[START RECORDS SUPPLIED]

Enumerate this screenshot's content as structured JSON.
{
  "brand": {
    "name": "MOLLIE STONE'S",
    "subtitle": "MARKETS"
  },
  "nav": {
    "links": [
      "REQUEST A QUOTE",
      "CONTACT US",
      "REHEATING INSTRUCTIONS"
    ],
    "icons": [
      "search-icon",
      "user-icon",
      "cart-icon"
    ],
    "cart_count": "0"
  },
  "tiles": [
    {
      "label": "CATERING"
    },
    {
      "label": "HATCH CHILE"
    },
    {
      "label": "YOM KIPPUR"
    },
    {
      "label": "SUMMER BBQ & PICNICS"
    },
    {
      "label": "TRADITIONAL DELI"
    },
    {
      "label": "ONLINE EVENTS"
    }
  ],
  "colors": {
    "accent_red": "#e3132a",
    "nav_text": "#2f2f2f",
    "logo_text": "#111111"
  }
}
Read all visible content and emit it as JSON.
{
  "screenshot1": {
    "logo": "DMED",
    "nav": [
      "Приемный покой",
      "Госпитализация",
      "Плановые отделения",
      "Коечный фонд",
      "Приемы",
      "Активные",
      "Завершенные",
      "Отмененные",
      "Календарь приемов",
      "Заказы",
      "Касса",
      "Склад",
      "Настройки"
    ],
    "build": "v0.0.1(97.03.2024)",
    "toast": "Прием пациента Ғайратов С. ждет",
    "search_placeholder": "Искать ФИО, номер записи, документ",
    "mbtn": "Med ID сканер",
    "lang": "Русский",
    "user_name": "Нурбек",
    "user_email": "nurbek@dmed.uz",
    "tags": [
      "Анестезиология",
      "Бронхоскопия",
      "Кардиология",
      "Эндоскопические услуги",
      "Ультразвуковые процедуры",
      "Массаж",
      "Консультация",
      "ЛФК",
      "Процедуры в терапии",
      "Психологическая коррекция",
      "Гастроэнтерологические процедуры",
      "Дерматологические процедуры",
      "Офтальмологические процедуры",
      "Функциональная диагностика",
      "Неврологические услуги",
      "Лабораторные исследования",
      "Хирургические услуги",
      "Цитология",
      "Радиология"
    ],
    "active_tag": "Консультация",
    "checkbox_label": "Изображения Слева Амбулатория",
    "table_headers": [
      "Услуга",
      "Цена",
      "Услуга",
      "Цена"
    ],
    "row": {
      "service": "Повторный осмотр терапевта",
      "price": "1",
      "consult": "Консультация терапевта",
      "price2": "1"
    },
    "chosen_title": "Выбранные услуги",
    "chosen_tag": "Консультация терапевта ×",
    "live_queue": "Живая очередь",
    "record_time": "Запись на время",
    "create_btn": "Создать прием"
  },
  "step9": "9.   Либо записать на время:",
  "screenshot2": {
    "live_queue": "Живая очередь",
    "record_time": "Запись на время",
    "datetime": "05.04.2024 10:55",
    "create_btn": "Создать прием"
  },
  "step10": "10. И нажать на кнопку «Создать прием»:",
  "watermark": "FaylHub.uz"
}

[END RECORDS SUPPLIED]

DIRECTION — Report only a number: how many lines in the material above contain the string "JSON".

FINAL RESULT — 2